▶ **The request**:
Skip every picture and transcribe the remaining material exactly.

[Records about charts and figures]
-------------------------

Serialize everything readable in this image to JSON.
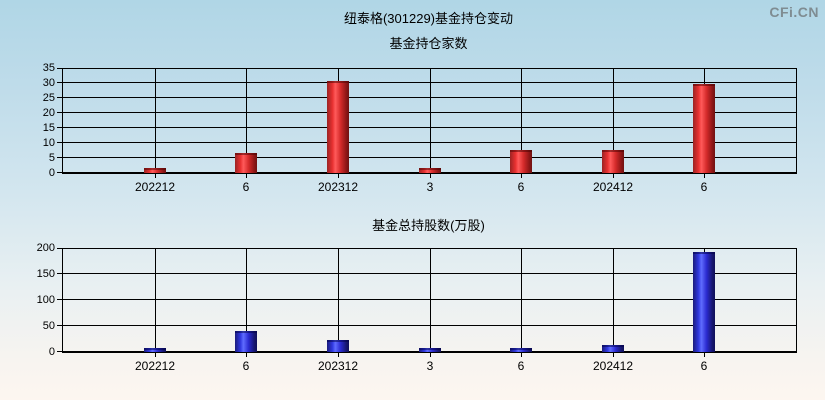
{
  "page": {
    "title": "纽泰格(301229)基金持仓变动",
    "logo": "CFi.CN"
  },
  "colors": {
    "bar_red": "#dd2222",
    "bar_blue": "#2b2bd0",
    "grid": "#000000",
    "logo_gray": "#7f8c92",
    "background_top": "#b0d6e6",
    "background_bottom": "#fdf6f0"
  },
  "chart_data": [
    {
      "type": "bar",
      "title": "基金持仓家数",
      "categories": [
        "202212",
        "6",
        "202312",
        "3",
        "6",
        "202412",
        "6"
      ],
      "values": [
        1,
        6,
        30,
        1,
        7,
        7,
        29
      ],
      "xlabel": "",
      "ylabel": "",
      "ylim": [
        0,
        35
      ],
      "ytick_step": 5,
      "bar_color": "red",
      "grid": true,
      "legend": null
    },
    {
      "type": "bar",
      "title": "基金总持股数(万股)",
      "categories": [
        "202212",
        "6",
        "202312",
        "3",
        "6",
        "202412",
        "6"
      ],
      "values": [
        1,
        37,
        20,
        1,
        1,
        9,
        188
      ],
      "xlabel": "",
      "ylabel": "",
      "ylim": [
        0,
        200
      ],
      "ytick_step": 50,
      "bar_color": "blue",
      "grid": true,
      "legend": null
    }
  ]
}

-------------------------

▶ **Reply**:
Serialize everything readable in this image to JSON.
{
  "page": {
    "title": "纽泰格(301229)基金持仓变动",
    "logo": "CFi.CN"
  },
  "colors": {
    "bar_red": "#dd2222",
    "bar_blue": "#2b2bd0",
    "grid": "#000000",
    "logo_gray": "#7f8c92",
    "background_top": "#b0d6e6",
    "background_bottom": "#fdf6f0"
  },
  "chart_data": [
    {
      "type": "bar",
      "title": "基金持仓家数",
      "categories": [
        "202212",
        "6",
        "202312",
        "3",
        "6",
        "202412",
        "6"
      ],
      "values": [
        1,
        6,
        30,
        1,
        7,
        7,
        29
      ],
      "xlabel": "",
      "ylabel": "",
      "ylim": [
        0,
        35
      ],
      "ytick_step": 5,
      "bar_color": "red",
      "grid": true,
      "legend": null
    },
    {
      "type": "bar",
      "title": "基金总持股数(万股)",
      "categories": [
        "202212",
        "6",
        "202312",
        "3",
        "6",
        "202412",
        "6"
      ],
      "values": [
        1,
        37,
        20,
        1,
        1,
        9,
        188
      ],
      "xlabel": "",
      "ylabel": "",
      "ylim": [
        0,
        200
      ],
      "ytick_step": 50,
      "bar_color": "blue",
      "grid": true,
      "legend": null
    }
  ]
}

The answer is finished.